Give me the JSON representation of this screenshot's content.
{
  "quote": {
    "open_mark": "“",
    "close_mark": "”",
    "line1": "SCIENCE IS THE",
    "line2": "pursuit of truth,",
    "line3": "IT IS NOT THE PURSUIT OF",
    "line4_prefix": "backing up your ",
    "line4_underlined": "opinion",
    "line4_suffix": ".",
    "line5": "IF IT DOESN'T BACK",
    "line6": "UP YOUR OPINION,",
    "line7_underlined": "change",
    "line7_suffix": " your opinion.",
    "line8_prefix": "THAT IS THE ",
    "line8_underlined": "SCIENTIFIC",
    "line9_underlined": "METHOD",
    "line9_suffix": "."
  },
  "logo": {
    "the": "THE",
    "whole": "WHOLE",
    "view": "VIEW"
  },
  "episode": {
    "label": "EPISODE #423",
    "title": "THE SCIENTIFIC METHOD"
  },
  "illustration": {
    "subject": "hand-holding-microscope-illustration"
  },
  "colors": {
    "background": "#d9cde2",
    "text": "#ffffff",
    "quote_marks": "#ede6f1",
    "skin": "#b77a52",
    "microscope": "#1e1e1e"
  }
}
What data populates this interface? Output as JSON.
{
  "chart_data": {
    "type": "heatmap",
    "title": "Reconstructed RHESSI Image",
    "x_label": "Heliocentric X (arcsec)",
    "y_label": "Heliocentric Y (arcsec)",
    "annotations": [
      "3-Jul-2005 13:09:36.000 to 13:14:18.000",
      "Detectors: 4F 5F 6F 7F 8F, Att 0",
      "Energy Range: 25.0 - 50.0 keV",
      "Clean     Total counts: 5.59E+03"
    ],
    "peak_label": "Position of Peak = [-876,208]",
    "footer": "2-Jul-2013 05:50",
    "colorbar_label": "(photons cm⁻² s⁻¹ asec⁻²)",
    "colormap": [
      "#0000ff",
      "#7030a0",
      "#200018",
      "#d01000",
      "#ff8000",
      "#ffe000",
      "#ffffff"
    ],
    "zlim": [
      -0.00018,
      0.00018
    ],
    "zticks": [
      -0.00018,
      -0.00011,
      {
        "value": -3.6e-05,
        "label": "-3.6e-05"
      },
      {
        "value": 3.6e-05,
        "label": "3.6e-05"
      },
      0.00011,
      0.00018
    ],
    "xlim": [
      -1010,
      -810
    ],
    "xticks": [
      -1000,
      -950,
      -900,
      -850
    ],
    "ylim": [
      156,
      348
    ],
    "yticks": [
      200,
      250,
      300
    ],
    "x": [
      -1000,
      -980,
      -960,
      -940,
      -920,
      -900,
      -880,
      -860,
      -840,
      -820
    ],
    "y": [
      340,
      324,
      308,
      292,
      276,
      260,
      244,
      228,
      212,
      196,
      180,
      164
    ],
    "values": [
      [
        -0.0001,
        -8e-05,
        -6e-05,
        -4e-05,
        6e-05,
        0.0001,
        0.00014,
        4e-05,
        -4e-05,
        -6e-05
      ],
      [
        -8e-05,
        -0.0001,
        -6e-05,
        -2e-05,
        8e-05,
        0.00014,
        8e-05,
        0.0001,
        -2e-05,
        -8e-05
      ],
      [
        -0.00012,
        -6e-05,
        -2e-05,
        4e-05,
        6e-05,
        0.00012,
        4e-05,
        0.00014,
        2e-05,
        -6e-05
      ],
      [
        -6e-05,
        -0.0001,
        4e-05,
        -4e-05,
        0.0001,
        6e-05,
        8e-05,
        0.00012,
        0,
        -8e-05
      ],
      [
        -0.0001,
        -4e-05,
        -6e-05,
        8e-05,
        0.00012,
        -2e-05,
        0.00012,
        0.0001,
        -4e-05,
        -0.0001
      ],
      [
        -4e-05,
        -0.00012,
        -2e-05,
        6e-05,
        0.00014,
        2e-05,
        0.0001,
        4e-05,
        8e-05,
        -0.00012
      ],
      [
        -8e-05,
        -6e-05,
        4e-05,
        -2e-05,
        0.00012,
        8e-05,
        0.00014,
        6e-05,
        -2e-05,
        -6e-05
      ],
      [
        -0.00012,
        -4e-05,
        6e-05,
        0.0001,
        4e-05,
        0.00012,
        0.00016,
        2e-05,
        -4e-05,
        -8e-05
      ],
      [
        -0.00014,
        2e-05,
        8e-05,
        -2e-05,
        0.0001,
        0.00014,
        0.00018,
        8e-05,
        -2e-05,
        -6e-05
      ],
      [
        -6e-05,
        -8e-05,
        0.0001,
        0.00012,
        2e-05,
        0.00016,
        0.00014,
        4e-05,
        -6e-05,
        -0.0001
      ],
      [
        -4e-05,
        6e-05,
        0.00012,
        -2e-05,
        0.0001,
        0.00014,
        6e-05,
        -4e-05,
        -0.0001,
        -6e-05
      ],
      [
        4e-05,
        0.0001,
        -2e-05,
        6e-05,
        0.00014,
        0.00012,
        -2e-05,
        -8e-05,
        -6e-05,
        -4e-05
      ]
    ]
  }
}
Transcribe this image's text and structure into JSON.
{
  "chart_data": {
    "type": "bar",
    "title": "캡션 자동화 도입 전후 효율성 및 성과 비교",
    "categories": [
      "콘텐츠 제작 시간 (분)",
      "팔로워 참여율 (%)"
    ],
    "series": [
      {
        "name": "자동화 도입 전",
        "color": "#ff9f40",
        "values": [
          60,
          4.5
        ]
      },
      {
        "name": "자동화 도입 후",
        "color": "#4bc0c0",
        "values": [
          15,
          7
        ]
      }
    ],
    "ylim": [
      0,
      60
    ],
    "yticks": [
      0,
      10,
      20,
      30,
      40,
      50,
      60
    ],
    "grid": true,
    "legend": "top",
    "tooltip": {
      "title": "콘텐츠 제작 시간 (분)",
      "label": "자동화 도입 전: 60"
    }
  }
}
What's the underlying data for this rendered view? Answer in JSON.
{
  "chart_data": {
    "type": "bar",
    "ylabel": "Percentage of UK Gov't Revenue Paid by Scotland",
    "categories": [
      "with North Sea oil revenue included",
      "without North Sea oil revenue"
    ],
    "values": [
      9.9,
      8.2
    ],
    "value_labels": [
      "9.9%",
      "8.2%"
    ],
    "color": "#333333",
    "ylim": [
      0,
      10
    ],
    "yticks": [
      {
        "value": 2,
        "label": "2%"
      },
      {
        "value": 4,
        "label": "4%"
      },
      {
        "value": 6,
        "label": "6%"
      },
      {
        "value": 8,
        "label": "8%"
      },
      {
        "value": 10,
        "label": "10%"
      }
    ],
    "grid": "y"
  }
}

━━━━

* _What needs to be done_
From the entries above, extract each line containing "illustration".

* _Answer to the task_
  "illustration": {
    "subject": "hand-holding-microscope-illustration"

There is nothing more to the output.